Reproduce the records below line for line, starting at their first line and stopping after the line that contains "legend-label: 564 <box>472 751 489 762</box>".

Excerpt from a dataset
□ □ □ □
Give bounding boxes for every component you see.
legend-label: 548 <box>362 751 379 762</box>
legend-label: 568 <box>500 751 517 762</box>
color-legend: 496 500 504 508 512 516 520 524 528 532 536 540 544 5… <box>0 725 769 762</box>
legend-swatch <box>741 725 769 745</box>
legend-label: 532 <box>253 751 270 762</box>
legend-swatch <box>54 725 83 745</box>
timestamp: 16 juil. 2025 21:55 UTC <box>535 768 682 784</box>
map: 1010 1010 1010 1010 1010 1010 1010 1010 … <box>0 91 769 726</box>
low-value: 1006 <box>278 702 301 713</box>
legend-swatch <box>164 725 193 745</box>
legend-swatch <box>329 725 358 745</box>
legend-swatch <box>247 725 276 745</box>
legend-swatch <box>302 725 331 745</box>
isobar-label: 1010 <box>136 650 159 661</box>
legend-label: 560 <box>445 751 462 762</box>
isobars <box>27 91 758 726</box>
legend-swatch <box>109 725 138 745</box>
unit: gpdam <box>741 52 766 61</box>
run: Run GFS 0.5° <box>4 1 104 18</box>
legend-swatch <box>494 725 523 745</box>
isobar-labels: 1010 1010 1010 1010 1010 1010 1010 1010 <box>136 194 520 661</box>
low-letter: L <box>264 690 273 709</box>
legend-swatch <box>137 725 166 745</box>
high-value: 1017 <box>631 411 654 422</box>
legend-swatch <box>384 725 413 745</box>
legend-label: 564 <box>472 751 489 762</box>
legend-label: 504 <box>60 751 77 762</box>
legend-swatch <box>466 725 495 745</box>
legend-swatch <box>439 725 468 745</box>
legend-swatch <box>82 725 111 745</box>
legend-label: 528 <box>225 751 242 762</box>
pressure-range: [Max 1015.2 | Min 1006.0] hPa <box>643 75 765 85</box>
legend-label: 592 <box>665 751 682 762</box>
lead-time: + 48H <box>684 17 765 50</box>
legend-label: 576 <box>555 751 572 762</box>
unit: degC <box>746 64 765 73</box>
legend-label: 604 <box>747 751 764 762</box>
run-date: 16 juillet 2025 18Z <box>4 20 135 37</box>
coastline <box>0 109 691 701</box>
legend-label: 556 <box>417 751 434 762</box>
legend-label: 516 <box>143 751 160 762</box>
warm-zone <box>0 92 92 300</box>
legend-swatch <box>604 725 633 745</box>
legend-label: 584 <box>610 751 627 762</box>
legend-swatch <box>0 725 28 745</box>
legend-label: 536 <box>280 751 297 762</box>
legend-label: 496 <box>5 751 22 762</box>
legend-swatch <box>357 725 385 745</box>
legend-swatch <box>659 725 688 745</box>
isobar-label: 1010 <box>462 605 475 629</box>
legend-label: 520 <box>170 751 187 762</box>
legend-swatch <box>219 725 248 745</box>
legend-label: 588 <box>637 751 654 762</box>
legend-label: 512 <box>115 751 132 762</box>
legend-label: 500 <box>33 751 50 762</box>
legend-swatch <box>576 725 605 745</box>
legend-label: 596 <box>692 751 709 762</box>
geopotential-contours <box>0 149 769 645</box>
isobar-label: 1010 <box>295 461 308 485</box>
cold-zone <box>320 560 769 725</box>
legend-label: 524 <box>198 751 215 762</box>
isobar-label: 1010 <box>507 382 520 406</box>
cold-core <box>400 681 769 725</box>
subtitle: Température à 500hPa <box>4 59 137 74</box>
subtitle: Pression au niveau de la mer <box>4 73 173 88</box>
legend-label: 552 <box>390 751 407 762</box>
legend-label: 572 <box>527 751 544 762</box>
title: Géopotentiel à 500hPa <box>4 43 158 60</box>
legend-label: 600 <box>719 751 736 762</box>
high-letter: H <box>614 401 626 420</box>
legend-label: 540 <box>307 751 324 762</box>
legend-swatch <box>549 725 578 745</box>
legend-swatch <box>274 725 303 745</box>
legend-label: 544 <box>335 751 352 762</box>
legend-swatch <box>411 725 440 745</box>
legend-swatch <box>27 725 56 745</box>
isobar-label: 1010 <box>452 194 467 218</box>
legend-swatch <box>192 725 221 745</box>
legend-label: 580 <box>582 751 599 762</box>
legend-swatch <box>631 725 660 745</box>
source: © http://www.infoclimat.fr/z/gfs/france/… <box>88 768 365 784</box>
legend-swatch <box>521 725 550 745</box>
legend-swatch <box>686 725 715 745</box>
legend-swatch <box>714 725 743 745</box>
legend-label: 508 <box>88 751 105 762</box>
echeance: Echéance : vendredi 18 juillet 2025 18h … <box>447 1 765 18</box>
□ □ □ □
Correct answer>
Give bounding boxes for every component you see.
legend-label: 548 <box>362 751 379 762</box>
legend-label: 568 <box>500 751 517 762</box>
color-legend: 496 500 504 508 512 516 520 524 528 532 536 540 544 5… <box>0 725 769 762</box>
legend-swatch <box>741 725 769 745</box>
legend-label: 532 <box>253 751 270 762</box>
legend-swatch <box>54 725 83 745</box>
timestamp: 16 juil. 2025 21:55 UTC <box>535 768 682 784</box>
map: 1010 1010 1010 1010 1010 1010 1010 1010 … <box>0 91 769 726</box>
low-value: 1006 <box>278 702 301 713</box>
legend-swatch <box>164 725 193 745</box>
legend-swatch <box>329 725 358 745</box>
legend-swatch <box>247 725 276 745</box>
legend-swatch <box>302 725 331 745</box>
isobar-label: 1010 <box>136 650 159 661</box>
legend-label: 560 <box>445 751 462 762</box>
isobars <box>27 91 758 726</box>
legend-swatch <box>109 725 138 745</box>
unit: gpdam <box>741 52 766 61</box>
run: Run GFS 0.5° <box>4 1 104 18</box>
legend-swatch <box>494 725 523 745</box>
isobar-labels: 1010 1010 1010 1010 1010 1010 1010 1010 <box>136 194 520 661</box>
low-letter: L <box>264 690 273 709</box>
legend-swatch <box>137 725 166 745</box>
high-value: 1017 <box>631 411 654 422</box>
legend-swatch <box>384 725 413 745</box>
legend-label: 564 <box>472 751 489 762</box>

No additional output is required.